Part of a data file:
==*==

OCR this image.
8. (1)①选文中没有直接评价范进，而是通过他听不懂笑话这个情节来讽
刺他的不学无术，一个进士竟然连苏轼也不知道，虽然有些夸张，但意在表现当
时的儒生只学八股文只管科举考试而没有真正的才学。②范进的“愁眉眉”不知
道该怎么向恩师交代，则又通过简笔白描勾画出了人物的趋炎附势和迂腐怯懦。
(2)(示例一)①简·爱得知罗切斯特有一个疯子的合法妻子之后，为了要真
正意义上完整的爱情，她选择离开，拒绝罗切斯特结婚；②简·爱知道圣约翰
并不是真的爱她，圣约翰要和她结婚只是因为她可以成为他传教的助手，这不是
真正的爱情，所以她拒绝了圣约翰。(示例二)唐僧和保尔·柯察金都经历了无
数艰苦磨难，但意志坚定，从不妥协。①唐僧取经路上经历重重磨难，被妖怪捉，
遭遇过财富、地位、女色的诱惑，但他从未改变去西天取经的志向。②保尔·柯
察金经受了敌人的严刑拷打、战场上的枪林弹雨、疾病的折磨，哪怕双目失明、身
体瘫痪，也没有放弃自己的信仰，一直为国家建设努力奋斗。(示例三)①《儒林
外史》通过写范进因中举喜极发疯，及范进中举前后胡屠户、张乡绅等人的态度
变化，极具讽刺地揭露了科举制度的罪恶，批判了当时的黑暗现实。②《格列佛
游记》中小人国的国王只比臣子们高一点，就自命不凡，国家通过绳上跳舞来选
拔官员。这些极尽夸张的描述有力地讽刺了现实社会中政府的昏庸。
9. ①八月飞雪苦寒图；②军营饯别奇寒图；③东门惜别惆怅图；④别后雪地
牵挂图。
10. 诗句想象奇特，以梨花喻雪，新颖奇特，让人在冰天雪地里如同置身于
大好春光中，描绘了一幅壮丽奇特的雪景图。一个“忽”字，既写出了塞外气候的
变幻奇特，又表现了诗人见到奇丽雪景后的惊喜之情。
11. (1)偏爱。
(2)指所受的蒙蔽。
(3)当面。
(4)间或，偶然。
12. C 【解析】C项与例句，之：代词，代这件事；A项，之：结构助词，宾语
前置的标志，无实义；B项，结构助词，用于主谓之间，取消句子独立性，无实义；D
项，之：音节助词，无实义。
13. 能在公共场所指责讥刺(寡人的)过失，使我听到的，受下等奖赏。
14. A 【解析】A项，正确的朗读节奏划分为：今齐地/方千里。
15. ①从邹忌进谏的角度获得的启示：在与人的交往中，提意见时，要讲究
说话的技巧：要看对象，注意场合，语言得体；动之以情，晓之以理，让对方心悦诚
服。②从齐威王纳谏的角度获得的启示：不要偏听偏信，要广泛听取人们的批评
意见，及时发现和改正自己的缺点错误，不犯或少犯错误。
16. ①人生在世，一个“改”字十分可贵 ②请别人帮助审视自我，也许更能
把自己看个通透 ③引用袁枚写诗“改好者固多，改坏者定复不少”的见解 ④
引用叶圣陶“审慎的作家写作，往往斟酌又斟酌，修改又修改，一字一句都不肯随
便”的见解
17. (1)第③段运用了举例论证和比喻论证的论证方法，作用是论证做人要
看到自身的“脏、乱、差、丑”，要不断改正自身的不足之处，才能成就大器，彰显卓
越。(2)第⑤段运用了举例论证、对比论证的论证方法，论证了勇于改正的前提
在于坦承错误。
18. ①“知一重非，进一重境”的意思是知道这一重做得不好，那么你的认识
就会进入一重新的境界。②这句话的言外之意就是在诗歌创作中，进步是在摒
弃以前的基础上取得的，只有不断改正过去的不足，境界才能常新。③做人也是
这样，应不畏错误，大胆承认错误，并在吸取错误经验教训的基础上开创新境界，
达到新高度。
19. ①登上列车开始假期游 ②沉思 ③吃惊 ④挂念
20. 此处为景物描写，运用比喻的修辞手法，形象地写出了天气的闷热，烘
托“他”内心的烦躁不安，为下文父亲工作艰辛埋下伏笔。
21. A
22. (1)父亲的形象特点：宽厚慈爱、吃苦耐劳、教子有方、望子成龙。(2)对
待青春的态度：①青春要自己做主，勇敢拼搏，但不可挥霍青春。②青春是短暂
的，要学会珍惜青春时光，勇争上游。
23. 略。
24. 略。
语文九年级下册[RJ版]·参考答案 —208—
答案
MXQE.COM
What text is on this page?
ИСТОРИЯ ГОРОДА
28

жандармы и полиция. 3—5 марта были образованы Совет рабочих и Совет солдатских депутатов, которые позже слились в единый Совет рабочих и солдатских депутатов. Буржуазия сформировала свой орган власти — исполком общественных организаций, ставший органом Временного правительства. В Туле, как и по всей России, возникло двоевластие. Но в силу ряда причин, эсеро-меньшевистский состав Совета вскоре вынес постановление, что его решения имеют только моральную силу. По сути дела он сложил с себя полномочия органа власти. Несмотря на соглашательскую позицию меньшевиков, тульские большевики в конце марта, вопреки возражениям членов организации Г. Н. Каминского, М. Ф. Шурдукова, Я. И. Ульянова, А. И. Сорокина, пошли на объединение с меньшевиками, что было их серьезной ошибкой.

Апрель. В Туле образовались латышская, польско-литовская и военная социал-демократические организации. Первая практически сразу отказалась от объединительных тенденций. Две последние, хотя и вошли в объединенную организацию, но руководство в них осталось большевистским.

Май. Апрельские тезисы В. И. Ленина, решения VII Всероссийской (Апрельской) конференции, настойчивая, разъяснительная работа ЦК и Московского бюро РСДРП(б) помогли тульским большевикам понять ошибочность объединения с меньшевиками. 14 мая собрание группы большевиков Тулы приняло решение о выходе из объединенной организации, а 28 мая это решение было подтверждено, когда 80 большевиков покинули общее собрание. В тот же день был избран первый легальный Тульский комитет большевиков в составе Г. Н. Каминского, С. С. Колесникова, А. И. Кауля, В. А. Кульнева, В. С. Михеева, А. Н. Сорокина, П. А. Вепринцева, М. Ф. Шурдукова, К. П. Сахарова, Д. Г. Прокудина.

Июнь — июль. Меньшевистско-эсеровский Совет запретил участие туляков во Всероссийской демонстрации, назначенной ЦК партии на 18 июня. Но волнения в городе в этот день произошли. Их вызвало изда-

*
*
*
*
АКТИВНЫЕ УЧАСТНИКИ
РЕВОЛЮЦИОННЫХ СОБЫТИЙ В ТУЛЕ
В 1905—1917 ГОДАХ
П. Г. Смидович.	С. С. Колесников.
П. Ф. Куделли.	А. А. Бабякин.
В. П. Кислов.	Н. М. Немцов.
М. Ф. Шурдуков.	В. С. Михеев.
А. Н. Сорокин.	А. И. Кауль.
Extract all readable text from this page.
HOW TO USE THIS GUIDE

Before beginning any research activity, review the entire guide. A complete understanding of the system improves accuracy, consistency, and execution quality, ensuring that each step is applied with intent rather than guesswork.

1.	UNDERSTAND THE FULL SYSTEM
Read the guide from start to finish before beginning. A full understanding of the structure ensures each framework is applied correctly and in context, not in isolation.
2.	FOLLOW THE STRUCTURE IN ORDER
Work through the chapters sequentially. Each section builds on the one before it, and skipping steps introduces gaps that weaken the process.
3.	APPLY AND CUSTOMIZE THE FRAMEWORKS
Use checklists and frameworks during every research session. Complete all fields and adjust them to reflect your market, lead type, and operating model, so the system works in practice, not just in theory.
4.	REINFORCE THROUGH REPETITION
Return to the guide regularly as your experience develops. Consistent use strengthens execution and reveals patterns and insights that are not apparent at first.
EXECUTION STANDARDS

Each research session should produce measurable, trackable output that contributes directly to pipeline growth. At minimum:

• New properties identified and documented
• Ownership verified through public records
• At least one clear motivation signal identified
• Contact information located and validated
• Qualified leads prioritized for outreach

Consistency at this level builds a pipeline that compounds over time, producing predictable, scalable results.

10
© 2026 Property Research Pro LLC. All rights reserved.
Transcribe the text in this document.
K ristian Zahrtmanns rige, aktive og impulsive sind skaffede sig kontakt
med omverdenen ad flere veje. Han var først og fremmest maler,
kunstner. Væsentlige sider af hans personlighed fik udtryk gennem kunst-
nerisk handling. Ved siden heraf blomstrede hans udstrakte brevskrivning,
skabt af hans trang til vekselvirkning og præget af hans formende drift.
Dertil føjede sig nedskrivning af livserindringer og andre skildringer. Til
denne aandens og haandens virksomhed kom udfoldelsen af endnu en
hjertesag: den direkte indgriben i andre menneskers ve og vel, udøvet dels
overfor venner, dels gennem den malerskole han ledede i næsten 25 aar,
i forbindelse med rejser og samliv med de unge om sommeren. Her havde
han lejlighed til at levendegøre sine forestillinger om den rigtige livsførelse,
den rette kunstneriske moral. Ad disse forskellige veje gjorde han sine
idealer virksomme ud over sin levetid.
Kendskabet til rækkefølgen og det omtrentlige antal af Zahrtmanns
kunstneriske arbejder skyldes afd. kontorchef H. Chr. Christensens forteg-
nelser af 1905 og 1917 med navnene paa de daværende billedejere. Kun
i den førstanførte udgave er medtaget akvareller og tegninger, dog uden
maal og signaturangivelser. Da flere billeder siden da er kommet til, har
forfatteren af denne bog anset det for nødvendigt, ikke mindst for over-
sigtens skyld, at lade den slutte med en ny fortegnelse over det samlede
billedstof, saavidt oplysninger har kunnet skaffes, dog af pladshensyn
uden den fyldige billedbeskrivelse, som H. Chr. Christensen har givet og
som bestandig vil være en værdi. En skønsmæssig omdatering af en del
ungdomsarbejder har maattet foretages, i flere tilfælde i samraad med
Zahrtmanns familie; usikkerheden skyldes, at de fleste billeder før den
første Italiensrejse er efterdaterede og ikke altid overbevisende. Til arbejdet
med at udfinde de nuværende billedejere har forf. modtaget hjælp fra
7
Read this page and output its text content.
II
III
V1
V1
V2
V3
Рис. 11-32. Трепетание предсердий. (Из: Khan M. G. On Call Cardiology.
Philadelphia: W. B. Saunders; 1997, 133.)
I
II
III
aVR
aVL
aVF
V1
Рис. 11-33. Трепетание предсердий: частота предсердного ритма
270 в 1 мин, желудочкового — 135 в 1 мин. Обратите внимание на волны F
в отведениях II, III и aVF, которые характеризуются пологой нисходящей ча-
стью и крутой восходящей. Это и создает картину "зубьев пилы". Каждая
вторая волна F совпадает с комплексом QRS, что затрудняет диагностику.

==*==

**OBJECTIVE**
Beginning at the line where "Read this page and output its text content." appears, extract each line through the end of the data above; keep them exact and include nothing else.

**ANSWER TO THIS EXERCISE**
Read this page and output its text content.
II
III
V1
V1
V2
V3
Рис. 11-32. Трепетание предсердий. (Из: Khan M. G. On Call Cardiology.
Philadelphia: W. B. Saunders; 1997, 133.)
I
II
III
aVR
aVL
aVF
V1
Рис. 11-33. Трепетание предсердий: частота предсердного ритма
270 в 1 мин, желудочкового — 135 в 1 мин. Обратите внимание на волны F
в отведениях II, III и aVF, которые характеризуются пологой нисходящей ча-
стью и крутой восходящей. Это и создает картину "зубьев пилы". Каждая
вторая волна F совпадает с комплексом QRS, что затрудняет диагностику.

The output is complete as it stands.